PROBLEM TO WORK ON:
Transcribe the records exactly. Pictures do not belong in the transcription.

# # # #

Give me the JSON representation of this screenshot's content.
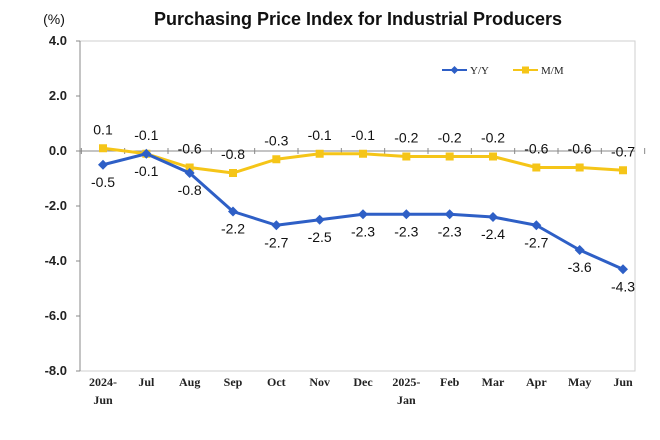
{
  "chart_data": {
    "type": "line",
    "title": "Purchasing Price Index for Industrial Producers",
    "ylabel": "(%)",
    "xlabel": "",
    "categories": [
      "2024-Jun",
      "Jul",
      "Aug",
      "Sep",
      "Oct",
      "Nov",
      "Dec",
      "2025-Jan",
      "Feb",
      "Mar",
      "Apr",
      "May",
      "Jun"
    ],
    "tick_labels": [
      [
        "2024-",
        "Jun"
      ],
      [
        "Jul"
      ],
      [
        "Aug"
      ],
      [
        "Sep"
      ],
      [
        "Oct"
      ],
      [
        "Nov"
      ],
      [
        "Dec"
      ],
      [
        "2025-",
        "Jan"
      ],
      [
        "Feb"
      ],
      [
        "Mar"
      ],
      [
        "Apr"
      ],
      [
        "May"
      ],
      [
        "Jun"
      ]
    ],
    "ylim": [
      -8.0,
      4.0
    ],
    "yticks": [
      4.0,
      2.0,
      0.0,
      -2.0,
      -4.0,
      -6.0,
      -8.0
    ],
    "ytick_labels": [
      "4.0",
      "2.0",
      "0.0",
      "-2.0",
      "-4.0",
      "-6.0",
      "-8.0"
    ],
    "grid": false,
    "legend_position": "top-right",
    "series": [
      {
        "name": "Y/Y",
        "color": "#2E5FC6",
        "marker": "diamond",
        "label_position": "below",
        "values": [
          -0.5,
          -0.1,
          -0.8,
          -2.2,
          -2.7,
          -2.5,
          -2.3,
          -2.3,
          -2.3,
          -2.4,
          -2.7,
          -3.6,
          -4.3
        ],
        "labels": [
          "-0.5",
          "-0.1",
          "-0.8",
          "-2.2",
          "-2.7",
          "-2.5",
          "-2.3",
          "-2.3",
          "-2.3",
          "-2.4",
          "-2.7",
          "-3.6",
          "-4.3"
        ]
      },
      {
        "name": "M/M",
        "color": "#F5C518",
        "marker": "square",
        "label_position": "above",
        "values": [
          0.1,
          -0.1,
          -0.6,
          -0.8,
          -0.3,
          -0.1,
          -0.1,
          -0.2,
          -0.2,
          -0.2,
          -0.6,
          -0.6,
          -0.7
        ],
        "labels": [
          "0.1",
          "-0.1",
          "-0.6",
          "-0.8",
          "-0.3",
          "-0.1",
          "-0.1",
          "-0.2",
          "-0.2",
          "-0.2",
          "-0.6",
          "-0.6",
          "-0.7"
        ]
      }
    ]
  }
}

# # # #

THE REPLY:
Give me the JSON representation of this screenshot's content.
{
  "chart_data": {
    "type": "line",
    "title": "Purchasing Price Index for Industrial Producers",
    "ylabel": "(%)",
    "xlabel": "",
    "categories": [
      "2024-Jun",
      "Jul",
      "Aug",
      "Sep",
      "Oct",
      "Nov",
      "Dec",
      "2025-Jan",
      "Feb",
      "Mar",
      "Apr",
      "May",
      "Jun"
    ],
    "tick_labels": [
      [
        "2024-",
        "Jun"
      ],
      [
        "Jul"
      ],
      [
        "Aug"
      ],
      [
        "Sep"
      ],
      [
        "Oct"
      ],
      [
        "Nov"
      ],
      [
        "Dec"
      ],
      [
        "2025-",
        "Jan"
      ],
      [
        "Feb"
      ],
      [
        "Mar"
      ],
      [
        "Apr"
      ],
      [
        "May"
      ],
      [
        "Jun"
      ]
    ],
    "ylim": [
      -8.0,
      4.0
    ],
    "yticks": [
      4.0,
      2.0,
      0.0,
      -2.0,
      -4.0,
      -6.0,
      -8.0
    ],
    "ytick_labels": [
      "4.0",
      "2.0",
      "0.0",
      "-2.0",
      "-4.0",
      "-6.0",
      "-8.0"
    ],
    "grid": false,
    "legend_position": "top-right",
    "series": [
      {
        "name": "Y/Y",
        "color": "#2E5FC6",
        "marker": "diamond",
        "label_position": "below",
        "values": [
          -0.5,
          -0.1,
          -0.8,
          -2.2,
          -2.7,
          -2.5,
          -2.3,
          -2.3,
          -2.3,
          -2.4,
          -2.7,
          -3.6,
          -4.3
        ],
        "labels": [
          "-0.5",
          "-0.1",
          "-0.8",
          "-2.2",
          "-2.7",
          "-2.5",
          "-2.3",
          "-2.3",
          "-2.3",
          "-2.4",
          "-2.7",
          "-3.6",
          "-4.3"
        ]
      },
      {
        "name": "M/M",
        "color": "#F5C518",
        "marker": "square",
        "label_position": "above",
        "values": [
          0.1,
          -0.1,
          -0.6,
          -0.8,
          -0.3,
          -0.1,
          -0.1,
          -0.2,
          -0.2,
          -0.2,
          -0.6,
          -0.6,
          -0.7
        ],
        "labels": [
          "0.1",
          "-0.1",
          "-0.6",
          "-0.8",
          "-0.3",
          "-0.1",
          "-0.1",
          "-0.2",
          "-0.2",
          "-0.2",
          "-0.6",
          "-0.6",
          "-0.7"
        ]
      }
    ]
  }
}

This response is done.